## Start Given records
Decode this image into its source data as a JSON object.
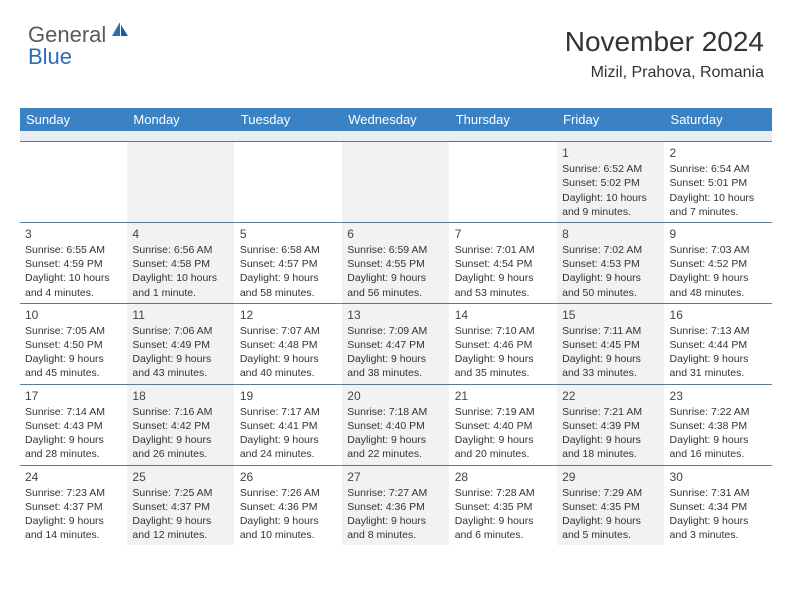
{
  "logo": {
    "word1": "General",
    "word2": "Blue"
  },
  "title": "November 2024",
  "location": "Mizil, Prahova, Romania",
  "colors": {
    "header_bg": "#3b82c4",
    "header_text": "#ffffff",
    "alt_bg": "#f0f2f4",
    "spacer_bg": "#e9edf0",
    "row_border": "#5a7a9a",
    "text": "#333333",
    "logo_gray": "#5a5a5a",
    "logo_blue": "#2b6db8",
    "page_bg": "#ffffff"
  },
  "typography": {
    "title_fontsize": 28,
    "location_fontsize": 16,
    "header_fontsize": 13,
    "cell_fontsize": 10.5,
    "daynum_fontsize": 12,
    "logo_fontsize": 22
  },
  "layout": {
    "columns": 7,
    "rows": 5,
    "cell_min_height": 78,
    "spacer_height": 10
  },
  "dayNames": [
    "Sunday",
    "Monday",
    "Tuesday",
    "Wednesday",
    "Thursday",
    "Friday",
    "Saturday"
  ],
  "weeks": [
    [
      null,
      null,
      null,
      null,
      null,
      {
        "n": "1",
        "sr": "6:52 AM",
        "ss": "5:02 PM",
        "dl": "10 hours and 9 minutes."
      },
      {
        "n": "2",
        "sr": "6:54 AM",
        "ss": "5:01 PM",
        "dl": "10 hours and 7 minutes."
      }
    ],
    [
      {
        "n": "3",
        "sr": "6:55 AM",
        "ss": "4:59 PM",
        "dl": "10 hours and 4 minutes."
      },
      {
        "n": "4",
        "sr": "6:56 AM",
        "ss": "4:58 PM",
        "dl": "10 hours and 1 minute."
      },
      {
        "n": "5",
        "sr": "6:58 AM",
        "ss": "4:57 PM",
        "dl": "9 hours and 58 minutes."
      },
      {
        "n": "6",
        "sr": "6:59 AM",
        "ss": "4:55 PM",
        "dl": "9 hours and 56 minutes."
      },
      {
        "n": "7",
        "sr": "7:01 AM",
        "ss": "4:54 PM",
        "dl": "9 hours and 53 minutes."
      },
      {
        "n": "8",
        "sr": "7:02 AM",
        "ss": "4:53 PM",
        "dl": "9 hours and 50 minutes."
      },
      {
        "n": "9",
        "sr": "7:03 AM",
        "ss": "4:52 PM",
        "dl": "9 hours and 48 minutes."
      }
    ],
    [
      {
        "n": "10",
        "sr": "7:05 AM",
        "ss": "4:50 PM",
        "dl": "9 hours and 45 minutes."
      },
      {
        "n": "11",
        "sr": "7:06 AM",
        "ss": "4:49 PM",
        "dl": "9 hours and 43 minutes."
      },
      {
        "n": "12",
        "sr": "7:07 AM",
        "ss": "4:48 PM",
        "dl": "9 hours and 40 minutes."
      },
      {
        "n": "13",
        "sr": "7:09 AM",
        "ss": "4:47 PM",
        "dl": "9 hours and 38 minutes."
      },
      {
        "n": "14",
        "sr": "7:10 AM",
        "ss": "4:46 PM",
        "dl": "9 hours and 35 minutes."
      },
      {
        "n": "15",
        "sr": "7:11 AM",
        "ss": "4:45 PM",
        "dl": "9 hours and 33 minutes."
      },
      {
        "n": "16",
        "sr": "7:13 AM",
        "ss": "4:44 PM",
        "dl": "9 hours and 31 minutes."
      }
    ],
    [
      {
        "n": "17",
        "sr": "7:14 AM",
        "ss": "4:43 PM",
        "dl": "9 hours and 28 minutes."
      },
      {
        "n": "18",
        "sr": "7:16 AM",
        "ss": "4:42 PM",
        "dl": "9 hours and 26 minutes."
      },
      {
        "n": "19",
        "sr": "7:17 AM",
        "ss": "4:41 PM",
        "dl": "9 hours and 24 minutes."
      },
      {
        "n": "20",
        "sr": "7:18 AM",
        "ss": "4:40 PM",
        "dl": "9 hours and 22 minutes."
      },
      {
        "n": "21",
        "sr": "7:19 AM",
        "ss": "4:40 PM",
        "dl": "9 hours and 20 minutes."
      },
      {
        "n": "22",
        "sr": "7:21 AM",
        "ss": "4:39 PM",
        "dl": "9 hours and 18 minutes."
      },
      {
        "n": "23",
        "sr": "7:22 AM",
        "ss": "4:38 PM",
        "dl": "9 hours and 16 minutes."
      }
    ],
    [
      {
        "n": "24",
        "sr": "7:23 AM",
        "ss": "4:37 PM",
        "dl": "9 hours and 14 minutes."
      },
      {
        "n": "25",
        "sr": "7:25 AM",
        "ss": "4:37 PM",
        "dl": "9 hours and 12 minutes."
      },
      {
        "n": "26",
        "sr": "7:26 AM",
        "ss": "4:36 PM",
        "dl": "9 hours and 10 minutes."
      },
      {
        "n": "27",
        "sr": "7:27 AM",
        "ss": "4:36 PM",
        "dl": "9 hours and 8 minutes."
      },
      {
        "n": "28",
        "sr": "7:28 AM",
        "ss": "4:35 PM",
        "dl": "9 hours and 6 minutes."
      },
      {
        "n": "29",
        "sr": "7:29 AM",
        "ss": "4:35 PM",
        "dl": "9 hours and 5 minutes."
      },
      {
        "n": "30",
        "sr": "7:31 AM",
        "ss": "4:34 PM",
        "dl": "9 hours and 3 minutes."
      }
    ]
  ],
  "labels": {
    "sunrise": "Sunrise:",
    "sunset": "Sunset:",
    "daylight": "Daylight:"
  }
}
## End Given records
* [Problem to work on]:
The records above need to be given again exactly. Omit the pictures.

* [Exercise response]:
Decode this image into its source data as a JSON object.
{
  "logo": {
    "word1": "General",
    "word2": "Blue"
  },
  "title": "November 2024",
  "location": "Mizil, Prahova, Romania",
  "colors": {
    "header_bg": "#3b82c4",
    "header_text": "#ffffff",
    "alt_bg": "#f0f2f4",
    "spacer_bg": "#e9edf0",
    "row_border": "#5a7a9a",
    "text": "#333333",
    "logo_gray": "#5a5a5a",
    "logo_blue": "#2b6db8",
    "page_bg": "#ffffff"
  },
  "typography": {
    "title_fontsize": 28,
    "location_fontsize": 16,
    "header_fontsize": 13,
    "cell_fontsize": 10.5,
    "daynum_fontsize": 12,
    "logo_fontsize": 22
  },
  "layout": {
    "columns": 7,
    "rows": 5,
    "cell_min_height": 78,
    "spacer_height": 10
  },
  "dayNames": [
    "Sunday",
    "Monday",
    "Tuesday",
    "Wednesday",
    "Thursday",
    "Friday",
    "Saturday"
  ],
  "weeks": [
    [
      null,
      null,
      null,
      null,
      null,
      {
        "n": "1",
        "sr": "6:52 AM",
        "ss": "5:02 PM",
        "dl": "10 hours and 9 minutes."
      },
      {
        "n": "2",
        "sr": "6:54 AM",
        "ss": "5:01 PM",
        "dl": "10 hours and 7 minutes."
      }
    ],
    [
      {
        "n": "3",
        "sr": "6:55 AM",
        "ss": "4:59 PM",
        "dl": "10 hours and 4 minutes."
      },
      {
        "n": "4",
        "sr": "6:56 AM",
        "ss": "4:58 PM",
        "dl": "10 hours and 1 minute."
      },
      {
        "n": "5",
        "sr": "6:58 AM",
        "ss": "4:57 PM",
        "dl": "9 hours and 58 minutes."
      },
      {
        "n": "6",
        "sr": "6:59 AM",
        "ss": "4:55 PM",
        "dl": "9 hours and 56 minutes."
      },
      {
        "n": "7",
        "sr": "7:01 AM",
        "ss": "4:54 PM",
        "dl": "9 hours and 53 minutes."
      },
      {
        "n": "8",
        "sr": "7:02 AM",
        "ss": "4:53 PM",
        "dl": "9 hours and 50 minutes."
      },
      {
        "n": "9",
        "sr": "7:03 AM",
        "ss": "4:52 PM",
        "dl": "9 hours and 48 minutes."
      }
    ],
    [
      {
        "n": "10",
        "sr": "7:05 AM",
        "ss": "4:50 PM",
        "dl": "9 hours and 45 minutes."
      },
      {
        "n": "11",
        "sr": "7:06 AM",
        "ss": "4:49 PM",
        "dl": "9 hours and 43 minutes."
      },
      {
        "n": "12",
        "sr": "7:07 AM",
        "ss": "4:48 PM",
        "dl": "9 hours and 40 minutes."
      },
      {
        "n": "13",
        "sr": "7:09 AM",
        "ss": "4:47 PM",
        "dl": "9 hours and 38 minutes."
      },
      {
        "n": "14",
        "sr": "7:10 AM",
        "ss": "4:46 PM",
        "dl": "9 hours and 35 minutes."
      },
      {
        "n": "15",
        "sr": "7:11 AM",
        "ss": "4:45 PM",
        "dl": "9 hours and 33 minutes."
      },
      {
        "n": "16",
        "sr": "7:13 AM",
        "ss": "4:44 PM",
        "dl": "9 hours and 31 minutes."
      }
    ],
    [
      {
        "n": "17",
        "sr": "7:14 AM",
        "ss": "4:43 PM",
        "dl": "9 hours and 28 minutes."
      },
      {
        "n": "18",
        "sr": "7:16 AM",
        "ss": "4:42 PM",
        "dl": "9 hours and 26 minutes."
      },
      {
        "n": "19",
        "sr": "7:17 AM",
        "ss": "4:41 PM",
        "dl": "9 hours and 24 minutes."
      },
      {
        "n": "20",
        "sr": "7:18 AM",
        "ss": "4:40 PM",
        "dl": "9 hours and 22 minutes."
      },
      {
        "n": "21",
        "sr": "7:19 AM",
        "ss": "4:40 PM",
        "dl": "9 hours and 20 minutes."
      },
      {
        "n": "22",
        "sr": "7:21 AM",
        "ss": "4:39 PM",
        "dl": "9 hours and 18 minutes."
      },
      {
        "n": "23",
        "sr": "7:22 AM",
        "ss": "4:38 PM",
        "dl": "9 hours and 16 minutes."
      }
    ],
    [
      {
        "n": "24",
        "sr": "7:23 AM",
        "ss": "4:37 PM",
        "dl": "9 hours and 14 minutes."
      },
      {
        "n": "25",
        "sr": "7:25 AM",
        "ss": "4:37 PM",
        "dl": "9 hours and 12 minutes."
      },
      {
        "n": "26",
        "sr": "7:26 AM",
        "ss": "4:36 PM",
        "dl": "9 hours and 10 minutes."
      },
      {
        "n": "27",
        "sr": "7:27 AM",
        "ss": "4:36 PM",
        "dl": "9 hours and 8 minutes."
      },
      {
        "n": "28",
        "sr": "7:28 AM",
        "ss": "4:35 PM",
        "dl": "9 hours and 6 minutes."
      },
      {
        "n": "29",
        "sr": "7:29 AM",
        "ss": "4:35 PM",
        "dl": "9 hours and 5 minutes."
      },
      {
        "n": "30",
        "sr": "7:31 AM",
        "ss": "4:34 PM",
        "dl": "9 hours and 3 minutes."
      }
    ]
  ],
  "labels": {
    "sunrise": "Sunrise:",
    "sunset": "Sunset:",
    "daylight": "Daylight:"
  }
}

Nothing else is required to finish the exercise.